Data provided -
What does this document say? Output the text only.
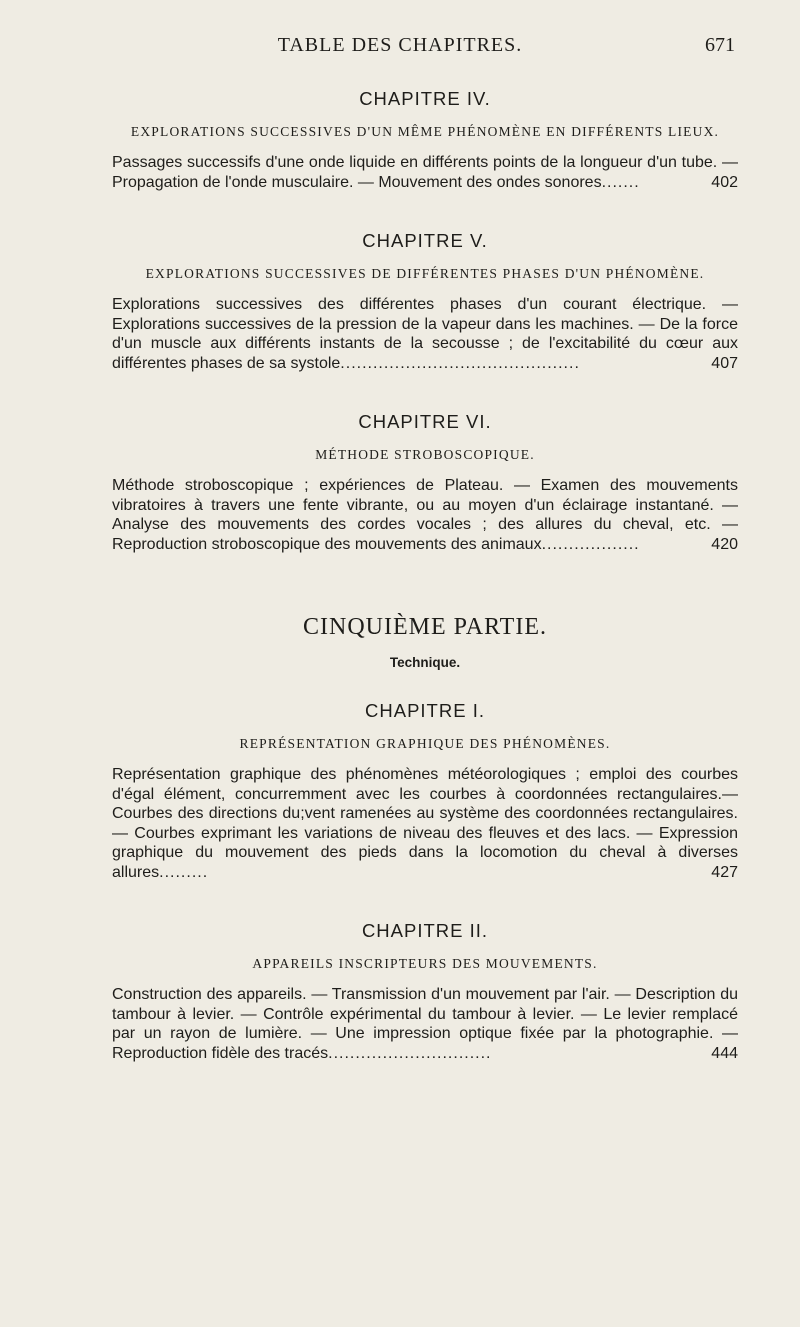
TABLE DES CHAPITRES.	671
CHAPITRE IV.
EXPLORATIONS SUCCESSIVES D'UN MÊME PHÉNOMÈNE EN DIFFÉRENTS LIEUX.

Passages successifs d'une onde liquide en différents points de la longueur d'un tube. — Propagation de l'onde musculaire. — Mouvement des ondes sonores.......	402

CHAPITRE V.
EXPLORATIONS SUCCESSIVES DE DIFFÉRENTES PHASES D'UN PHÉNOMÈNE.

Explorations successives des différentes phases d'un courant électrique. — Explorations successives de la pression de la vapeur dans les machines. — De la force d'un muscle aux différents instants de la secousse ; de l'excitabilité du cœur aux différentes phases de sa systole............................................	407

CHAPITRE VI.
MÉTHODE STROBOSCOPIQUE.

Méthode stroboscopique ; expériences de Plateau. — Examen des mouvements vibratoires à travers une fente vibrante, ou au moyen d'un éclairage instantané. — Analyse des mouvements des cordes vocales ; des allures du cheval, etc. — Reproduction stroboscopique des mouvements des animaux..................	420

CINQUIÈME PARTIE.
Technique.
CHAPITRE I.
REPRÉSENTATION GRAPHIQUE DES PHÉNOMÈNES.

Représentation graphique des phénomènes météorologiques ; emploi des courbes d'égal élément, concurremment avec les courbes à coordonnées rectangulaires.—Courbes des directions du;vent ramenées au système des coordonnées rectangulaires. — Courbes exprimant les variations de niveau des fleuves et des lacs. — Expression graphique du mouvement des pieds dans la locomotion du cheval à diverses allures.........	427

CHAPITRE II.
APPAREILS INSCRIPTEURS DES MOUVEMENTS.

Construction des appareils. — Transmission d'un mouvement par l'air. — Description du tambour à levier. — Contrôle expérimental du tambour à levier. — Le levier remplacé par un rayon de lumière. — Une impression optique fixée par la photographie. — Reproduction fidèle des tracés..............................	444
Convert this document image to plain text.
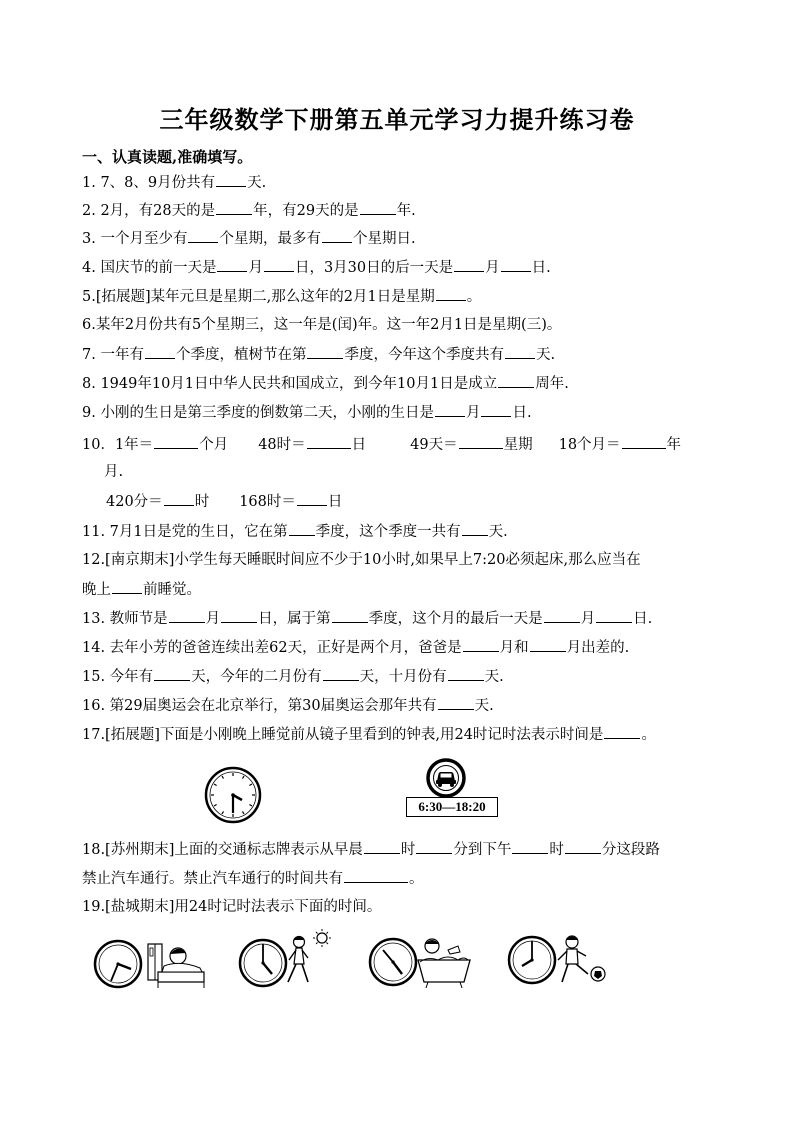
三年级数学下册第五单元学习力提升练习卷
一、认真读题,准确填写。
1. 7、8、9月份共有 天.
2. 2月，有28天的是	年，有29天的是	年.
3. 一个月至少有 个星期，最多有 个星期日.
4. 国庆节的前一天是 月 日，3月30日的后一天是 月 日.
5.[拓展题]某年元旦是星期二,那么这年的2月1日是星期 。
6.某年2月份共有5个星期三，这一年是(闰)年。这一年2月1日是星期(三)。
7. 一年有 个季度，植树节在第	季度，今年这个季度共有 天.
8. 1949年10月1日中华人民共和国成立，到今年10月1日是成立	周年.
9. 小刚的生日是第三季度的倒数第二天，小刚的生日是 月 日.
10．1年＝	个月 48时＝	日	49天＝	星期 18个月＝	年
月.
420分＝ 时 168时＝ 日
11. 7月1日是党的生日，它在第 季度，这个季度一共有 天.
12.[南京期末]小学生每天睡眠时间应不少于10小时,如果早上7:20必须起床,那么应当在
晚上 前睡觉。
13. 教师节是	月	日，属于第	季度，这个月的最后一天是	月	日.
14. 去年小芳的爸爸连续出差62天，正好是两个月，爸爸是	月和	月出差的.
15. 今年有	天，今年的二月份有	天，十月份有	天.
16. 第29届奥运会在北京举行，第30届奥运会那年共有	天.
17.[拓展题]下面是小刚晚上睡觉前从镜子里看到的钟表,用24时记时法表示时间是	。
6:30—18:20
18.[苏州期末]上面的交通标志牌表示从早晨	时	分到下午	时	分这段路
禁止汽车通行。禁止汽车通行的时间共有	。
19.[盐城期末]用24时记时法表示下面的时间。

Task directions - Write out, exactly, each line from the one containing "Convert this document image to plain text." down to the final line of the data above. Both of those lines count, and the pictures are left out.

Result for this task -
Convert this document image to plain text.
三年级数学下册第五单元学习力提升练习卷
一、认真读题,准确填写。
1. 7、8、9月份共有 天.
2. 2月，有28天的是	年，有29天的是	年.
3. 一个月至少有 个星期，最多有 个星期日.
4. 国庆节的前一天是 月 日，3月30日的后一天是 月 日.
5.[拓展题]某年元旦是星期二,那么这年的2月1日是星期 。
6.某年2月份共有5个星期三，这一年是(闰)年。这一年2月1日是星期(三)。
7. 一年有 个季度，植树节在第	季度，今年这个季度共有 天.
8. 1949年10月1日中华人民共和国成立，到今年10月1日是成立	周年.
9. 小刚的生日是第三季度的倒数第二天，小刚的生日是 月 日.
10．1年＝	个月 48时＝	日	49天＝	星期 18个月＝	年
月.
420分＝ 时 168时＝ 日
11. 7月1日是党的生日，它在第 季度，这个季度一共有 天.
12.[南京期末]小学生每天睡眠时间应不少于10小时,如果早上7:20必须起床,那么应当在
晚上 前睡觉。
13. 教师节是	月	日，属于第	季度，这个月的最后一天是	月	日.
14. 去年小芳的爸爸连续出差62天，正好是两个月，爸爸是	月和	月出差的.
15. 今年有	天，今年的二月份有	天，十月份有	天.
16. 第29届奥运会在北京举行，第30届奥运会那年共有	天.
17.[拓展题]下面是小刚晚上睡觉前从镜子里看到的钟表,用24时记时法表示时间是	。
6:30—18:20
18.[苏州期末]上面的交通标志牌表示从早晨	时	分到下午	时	分这段路
禁止汽车通行。禁止汽车通行的时间共有	。
19.[盐城期末]用24时记时法表示下面的时间。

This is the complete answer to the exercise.